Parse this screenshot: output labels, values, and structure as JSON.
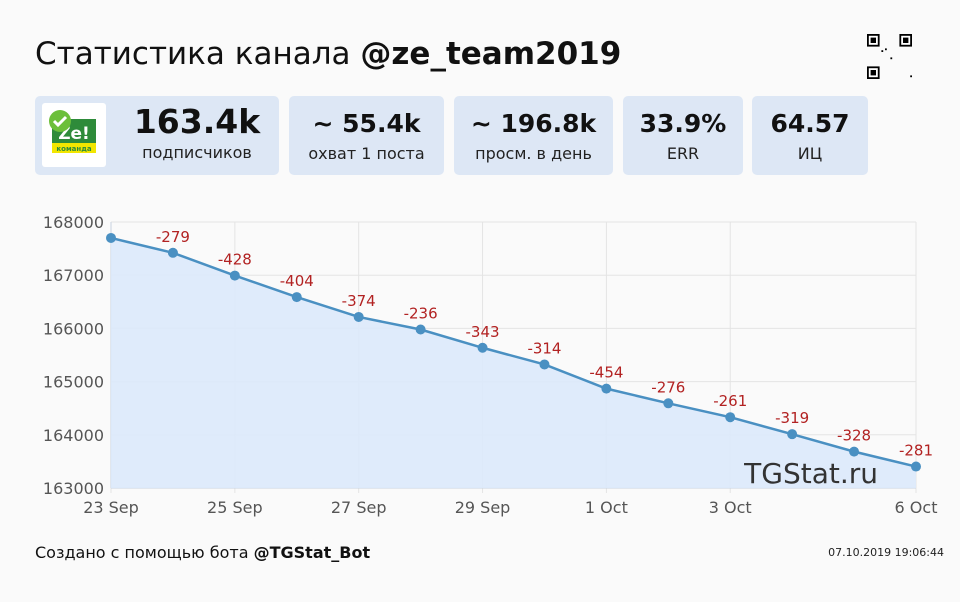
{
  "header": {
    "title_prefix": "Статистика канала",
    "channel": "@ze_team2019"
  },
  "logo": {
    "text": "Ze!",
    "subtext": "команда"
  },
  "stats": [
    {
      "value": "163.4k",
      "label": "подписчиков"
    },
    {
      "value": "~ 55.4k",
      "label": "охват 1 поста"
    },
    {
      "value": "~ 196.8k",
      "label": "просм. в день"
    },
    {
      "value": "33.9%",
      "label": "ERR"
    },
    {
      "value": "64.57",
      "label": "ИЦ"
    }
  ],
  "chart_data": {
    "type": "area",
    "x": [
      "23 Sep",
      "24 Sep",
      "25 Sep",
      "26 Sep",
      "27 Sep",
      "28 Sep",
      "29 Sep",
      "30 Sep",
      "1 Oct",
      "2 Oct",
      "3 Oct",
      "4 Oct",
      "5 Oct",
      "6 Oct"
    ],
    "values": [
      167700,
      167421,
      166993,
      166589,
      166215,
      165979,
      165636,
      165322,
      164868,
      164592,
      164331,
      164012,
      163684,
      163403
    ],
    "data_labels": [
      "",
      "-279",
      "-428",
      "-404",
      "-374",
      "-236",
      "-343",
      "-314",
      "-454",
      "-276",
      "-261",
      "-319",
      "-328",
      "-281"
    ],
    "x_ticks": [
      "23 Sep",
      "25 Sep",
      "27 Sep",
      "29 Sep",
      "1 Oct",
      "3 Oct",
      "6 Oct"
    ],
    "y_ticks": [
      163000,
      164000,
      165000,
      166000,
      167000,
      168000
    ],
    "ylim": [
      163000,
      168000
    ],
    "grid": true,
    "line_color": "#4a90c2",
    "fill_color": "#dce9fb",
    "label_color": "#b22222",
    "watermark": "TGStat.ru"
  },
  "footer": {
    "prefix": "Создано с помощью бота",
    "bot": "@TGStat_Bot",
    "timestamp": "07.10.2019 19:06:44"
  }
}
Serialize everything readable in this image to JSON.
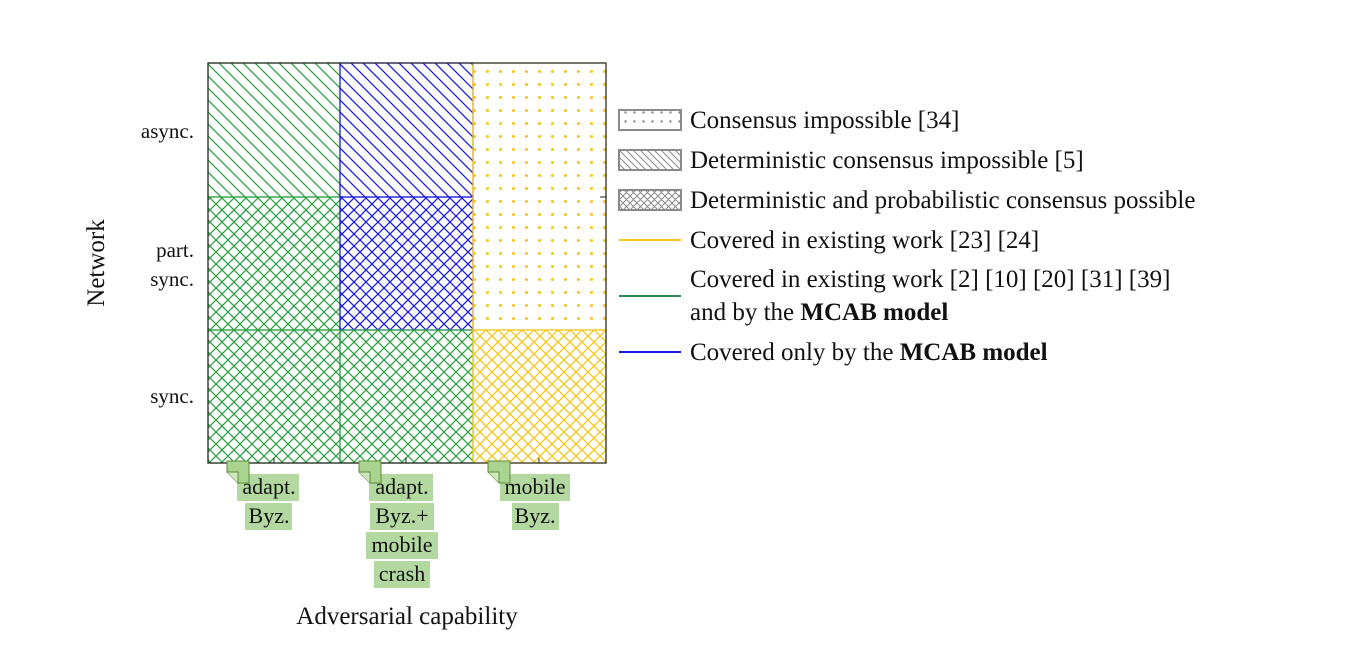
{
  "axes": {
    "y_label": "Network",
    "x_label": "Adversarial capability"
  },
  "y_ticks": [
    {
      "line1": "async.",
      "line2": ""
    },
    {
      "line1": "part.",
      "line2": "sync."
    },
    {
      "line1": "sync.",
      "line2": ""
    }
  ],
  "x_ticks": [
    {
      "lines": [
        "adapt.",
        "Byz."
      ]
    },
    {
      "lines": [
        "adapt.",
        "Byz.+",
        "mobile",
        "crash"
      ]
    },
    {
      "lines": [
        "mobile",
        "Byz."
      ]
    }
  ],
  "cells": [
    {
      "column": "adapt. Byz.",
      "network": "async.",
      "pattern": "diagonal",
      "color": "green"
    },
    {
      "column": "adapt. Byz.",
      "network": "part. sync.",
      "pattern": "crosshatch",
      "color": "green"
    },
    {
      "column": "adapt. Byz.",
      "network": "sync.",
      "pattern": "crosshatch",
      "color": "green"
    },
    {
      "column": "adapt. Byz.+ mobile crash",
      "network": "async.",
      "pattern": "diagonal",
      "color": "blue"
    },
    {
      "column": "adapt. Byz.+ mobile crash",
      "network": "part. sync.",
      "pattern": "crosshatch",
      "color": "blue"
    },
    {
      "column": "adapt. Byz.+ mobile crash",
      "network": "sync.",
      "pattern": "crosshatch",
      "color": "green"
    },
    {
      "column": "mobile Byz.",
      "network": "async.",
      "pattern": "dots",
      "color": "yellow"
    },
    {
      "column": "mobile Byz.",
      "network": "part. sync.",
      "pattern": "dots",
      "color": "yellow"
    },
    {
      "column": "mobile Byz.",
      "network": "sync.",
      "pattern": "crosshatch",
      "color": "yellow"
    }
  ],
  "colors": {
    "green": "#2ea043",
    "blue": "#1a1ae6",
    "yellow": "#f5c518",
    "gray": "#8a8a8a",
    "note_fill": "#b3d9a0",
    "note_stroke": "#5a8f3c"
  },
  "legend": {
    "patterns": [
      {
        "kind": "dots",
        "text": "Consensus impossible [34]"
      },
      {
        "kind": "diagonal",
        "text": "Deterministic consensus impossible [5]"
      },
      {
        "kind": "crosshatch",
        "text": "Deterministic and probabilistic consensus possible"
      }
    ],
    "lines": [
      {
        "color": "yellow",
        "text": "Covered in existing work [23] [24]",
        "text2": "",
        "bold": ""
      },
      {
        "color": "green",
        "text": "Covered in existing work [2] [10] [20] [31] [39]",
        "text2": "and by the ",
        "bold": "MCAB model"
      },
      {
        "color": "blue",
        "text": "Covered only by the ",
        "text2": "",
        "bold": "MCAB model"
      }
    ]
  }
}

_PROBLEM DESCRIPTION_
Retype the records exactly. Any image in them should not appear in what you write.

_OUTPUT OF THE EXERCISE_
Parse this screenshot: output labels, values, and structure as JSON.
{
  "header": {
    "title_prefix": "Статистика канала",
    "channel": "@ze_team2019"
  },
  "logo": {
    "text": "Ze!",
    "subtext": "команда"
  },
  "stats": [
    {
      "value": "163.4k",
      "label": "подписчиков"
    },
    {
      "value": "~ 55.4k",
      "label": "охват 1 поста"
    },
    {
      "value": "~ 196.8k",
      "label": "просм. в день"
    },
    {
      "value": "33.9%",
      "label": "ERR"
    },
    {
      "value": "64.57",
      "label": "ИЦ"
    }
  ],
  "chart_data": {
    "type": "area",
    "x": [
      "23 Sep",
      "24 Sep",
      "25 Sep",
      "26 Sep",
      "27 Sep",
      "28 Sep",
      "29 Sep",
      "30 Sep",
      "1 Oct",
      "2 Oct",
      "3 Oct",
      "4 Oct",
      "5 Oct",
      "6 Oct"
    ],
    "values": [
      167700,
      167421,
      166993,
      166589,
      166215,
      165979,
      165636,
      165322,
      164868,
      164592,
      164331,
      164012,
      163684,
      163403
    ],
    "data_labels": [
      "",
      "-279",
      "-428",
      "-404",
      "-374",
      "-236",
      "-343",
      "-314",
      "-454",
      "-276",
      "-261",
      "-319",
      "-328",
      "-281"
    ],
    "x_ticks": [
      "23 Sep",
      "25 Sep",
      "27 Sep",
      "29 Sep",
      "1 Oct",
      "3 Oct",
      "6 Oct"
    ],
    "y_ticks": [
      163000,
      164000,
      165000,
      166000,
      167000,
      168000
    ],
    "ylim": [
      163000,
      168000
    ],
    "grid": true,
    "line_color": "#4a90c2",
    "fill_color": "#dce9fb",
    "label_color": "#b22222",
    "watermark": "TGStat.ru"
  },
  "footer": {
    "prefix": "Создано с помощью бота",
    "bot": "@TGStat_Bot",
    "timestamp": "07.10.2019 19:06:44"
  }
}
Serialize everything readable in this image to JSON.
{
  "axes": {
    "y_label": "Network",
    "x_label": "Adversarial capability"
  },
  "y_ticks": [
    {
      "line1": "async.",
      "line2": ""
    },
    {
      "line1": "part.",
      "line2": "sync."
    },
    {
      "line1": "sync.",
      "line2": ""
    }
  ],
  "x_ticks": [
    {
      "lines": [
        "adapt.",
        "Byz."
      ]
    },
    {
      "lines": [
        "adapt.",
        "Byz.+",
        "mobile",
        "crash"
      ]
    },
    {
      "lines": [
        "mobile",
        "Byz."
      ]
    }
  ],
  "cells": [
    {
      "column": "adapt. Byz.",
      "network": "async.",
      "pattern": "diagonal",
      "color": "green"
    },
    {
      "column": "adapt. Byz.",
      "network": "part. sync.",
      "pattern": "crosshatch",
      "color": "green"
    },
    {
      "column": "adapt. Byz.",
      "network": "sync.",
      "pattern": "crosshatch",
      "color": "green"
    },
    {
      "column": "adapt. Byz.+ mobile crash",
      "network": "async.",
      "pattern": "diagonal",
      "color": "blue"
    },
    {
      "column": "adapt. Byz.+ mobile crash",
      "network": "part. sync.",
      "pattern": "crosshatch",
      "color": "blue"
    },
    {
      "column": "adapt. Byz.+ mobile crash",
      "network": "sync.",
      "pattern": "crosshatch",
      "color": "green"
    },
    {
      "column": "mobile Byz.",
      "network": "async.",
      "pattern": "dots",
      "color": "yellow"
    },
    {
      "column": "mobile Byz.",
      "network": "part. sync.",
      "pattern": "dots",
      "color": "yellow"
    },
    {
      "column": "mobile Byz.",
      "network": "sync.",
      "pattern": "crosshatch",
      "color": "yellow"
    }
  ],
  "colors": {
    "green": "#2ea043",
    "blue": "#1a1ae6",
    "yellow": "#f5c518",
    "gray": "#8a8a8a",
    "note_fill": "#b3d9a0",
    "note_stroke": "#5a8f3c"
  },
  "legend": {
    "patterns": [
      {
        "kind": "dots",
        "text": "Consensus impossible [34]"
      },
      {
        "kind": "diagonal",
        "text": "Deterministic consensus impossible [5]"
      },
      {
        "kind": "crosshatch",
        "text": "Deterministic and probabilistic consensus possible"
      }
    ],
    "lines": [
      {
        "color": "yellow",
        "text": "Covered in existing work [23] [24]",
        "text2": "",
        "bold": ""
      },
      {
        "color": "green",
        "text": "Covered in existing work [2] [10] [20] [31] [39]",
        "text2": "and by the ",
        "bold": "MCAB model"
      },
      {
        "color": "blue",
        "text": "Covered only by the ",
        "text2": "",
        "bold": "MCAB model"
      }
    ]
  }
}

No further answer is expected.